-- START --

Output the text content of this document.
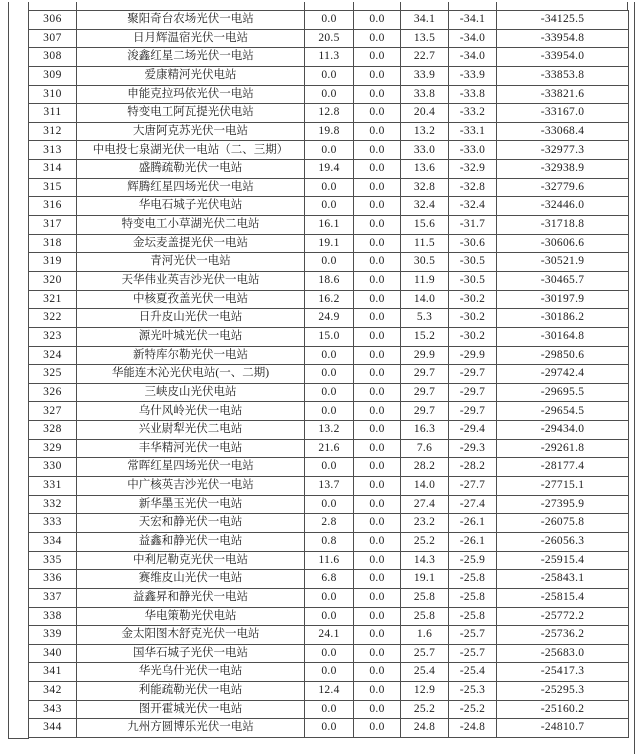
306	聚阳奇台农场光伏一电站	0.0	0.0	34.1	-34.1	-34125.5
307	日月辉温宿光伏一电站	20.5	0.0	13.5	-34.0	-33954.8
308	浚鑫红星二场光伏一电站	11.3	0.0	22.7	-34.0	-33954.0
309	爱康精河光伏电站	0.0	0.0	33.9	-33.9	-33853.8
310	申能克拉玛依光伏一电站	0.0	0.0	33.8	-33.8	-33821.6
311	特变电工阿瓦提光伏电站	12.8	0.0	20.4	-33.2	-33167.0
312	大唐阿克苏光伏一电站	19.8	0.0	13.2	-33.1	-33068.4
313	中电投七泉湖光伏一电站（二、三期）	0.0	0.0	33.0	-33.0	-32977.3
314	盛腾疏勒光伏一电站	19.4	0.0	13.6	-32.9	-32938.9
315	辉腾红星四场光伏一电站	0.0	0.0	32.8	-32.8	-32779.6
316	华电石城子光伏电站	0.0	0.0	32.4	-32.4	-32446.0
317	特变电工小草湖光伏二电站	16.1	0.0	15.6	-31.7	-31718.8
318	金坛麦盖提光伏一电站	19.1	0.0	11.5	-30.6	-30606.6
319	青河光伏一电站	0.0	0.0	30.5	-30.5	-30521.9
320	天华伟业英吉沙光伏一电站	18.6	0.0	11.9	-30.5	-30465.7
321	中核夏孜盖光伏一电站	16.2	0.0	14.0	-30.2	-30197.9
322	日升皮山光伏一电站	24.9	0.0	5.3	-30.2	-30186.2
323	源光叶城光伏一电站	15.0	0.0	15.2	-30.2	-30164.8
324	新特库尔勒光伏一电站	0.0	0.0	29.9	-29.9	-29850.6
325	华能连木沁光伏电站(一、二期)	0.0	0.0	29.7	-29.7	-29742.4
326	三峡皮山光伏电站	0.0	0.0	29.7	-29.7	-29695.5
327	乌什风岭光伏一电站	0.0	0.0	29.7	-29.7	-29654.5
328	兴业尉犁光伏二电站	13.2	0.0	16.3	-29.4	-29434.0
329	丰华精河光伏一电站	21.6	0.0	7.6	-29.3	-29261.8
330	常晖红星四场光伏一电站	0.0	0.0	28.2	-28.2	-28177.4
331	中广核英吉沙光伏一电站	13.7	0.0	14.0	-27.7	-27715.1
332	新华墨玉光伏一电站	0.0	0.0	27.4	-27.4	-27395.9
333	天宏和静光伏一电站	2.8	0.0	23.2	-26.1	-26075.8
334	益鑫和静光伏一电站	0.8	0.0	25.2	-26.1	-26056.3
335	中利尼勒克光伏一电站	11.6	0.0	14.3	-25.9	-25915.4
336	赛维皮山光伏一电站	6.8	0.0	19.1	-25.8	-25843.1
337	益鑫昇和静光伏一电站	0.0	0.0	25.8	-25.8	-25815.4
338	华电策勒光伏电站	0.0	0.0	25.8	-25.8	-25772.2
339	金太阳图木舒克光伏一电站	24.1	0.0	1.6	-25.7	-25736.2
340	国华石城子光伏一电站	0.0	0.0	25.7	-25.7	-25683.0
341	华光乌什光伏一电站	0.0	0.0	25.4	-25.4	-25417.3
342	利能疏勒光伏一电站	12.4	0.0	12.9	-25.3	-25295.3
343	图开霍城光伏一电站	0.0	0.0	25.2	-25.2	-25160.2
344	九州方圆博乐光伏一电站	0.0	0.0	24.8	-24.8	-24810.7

-- END --

*Written instruction:*
Write out the entries above verbatim; the pictures do not belong in your copy.

*Result below:*
Output the text content of this document.
306	聚阳奇台农场光伏一电站	0.0	0.0	34.1	-34.1	-34125.5
307	日月辉温宿光伏一电站	20.5	0.0	13.5	-34.0	-33954.8
308	浚鑫红星二场光伏一电站	11.3	0.0	22.7	-34.0	-33954.0
309	爱康精河光伏电站	0.0	0.0	33.9	-33.9	-33853.8
310	申能克拉玛依光伏一电站	0.0	0.0	33.8	-33.8	-33821.6
311	特变电工阿瓦提光伏电站	12.8	0.0	20.4	-33.2	-33167.0
312	大唐阿克苏光伏一电站	19.8	0.0	13.2	-33.1	-33068.4
313	中电投七泉湖光伏一电站（二、三期）	0.0	0.0	33.0	-33.0	-32977.3
314	盛腾疏勒光伏一电站	19.4	0.0	13.6	-32.9	-32938.9
315	辉腾红星四场光伏一电站	0.0	0.0	32.8	-32.8	-32779.6
316	华电石城子光伏电站	0.0	0.0	32.4	-32.4	-32446.0
317	特变电工小草湖光伏二电站	16.1	0.0	15.6	-31.7	-31718.8
318	金坛麦盖提光伏一电站	19.1	0.0	11.5	-30.6	-30606.6
319	青河光伏一电站	0.0	0.0	30.5	-30.5	-30521.9
320	天华伟业英吉沙光伏一电站	18.6	0.0	11.9	-30.5	-30465.7
321	中核夏孜盖光伏一电站	16.2	0.0	14.0	-30.2	-30197.9
322	日升皮山光伏一电站	24.9	0.0	5.3	-30.2	-30186.2
323	源光叶城光伏一电站	15.0	0.0	15.2	-30.2	-30164.8
324	新特库尔勒光伏一电站	0.0	0.0	29.9	-29.9	-29850.6
325	华能连木沁光伏电站(一、二期)	0.0	0.0	29.7	-29.7	-29742.4
326	三峡皮山光伏电站	0.0	0.0	29.7	-29.7	-29695.5
327	乌什风岭光伏一电站	0.0	0.0	29.7	-29.7	-29654.5
328	兴业尉犁光伏二电站	13.2	0.0	16.3	-29.4	-29434.0
329	丰华精河光伏一电站	21.6	0.0	7.6	-29.3	-29261.8
330	常晖红星四场光伏一电站	0.0	0.0	28.2	-28.2	-28177.4
331	中广核英吉沙光伏一电站	13.7	0.0	14.0	-27.7	-27715.1
332	新华墨玉光伏一电站	0.0	0.0	27.4	-27.4	-27395.9
333	天宏和静光伏一电站	2.8	0.0	23.2	-26.1	-26075.8
334	益鑫和静光伏一电站	0.8	0.0	25.2	-26.1	-26056.3
335	中利尼勒克光伏一电站	11.6	0.0	14.3	-25.9	-25915.4
336	赛维皮山光伏一电站	6.8	0.0	19.1	-25.8	-25843.1
337	益鑫昇和静光伏一电站	0.0	0.0	25.8	-25.8	-25815.4
338	华电策勒光伏电站	0.0	0.0	25.8	-25.8	-25772.2
339	金太阳图木舒克光伏一电站	24.1	0.0	1.6	-25.7	-25736.2
340	国华石城子光伏一电站	0.0	0.0	25.7	-25.7	-25683.0
341	华光乌什光伏一电站	0.0	0.0	25.4	-25.4	-25417.3
342	利能疏勒光伏一电站	12.4	0.0	12.9	-25.3	-25295.3
343	图开霍城光伏一电站	0.0	0.0	25.2	-25.2	-25160.2
344	九州方圆博乐光伏一电站	0.0	0.0	24.8	-24.8	-24810.7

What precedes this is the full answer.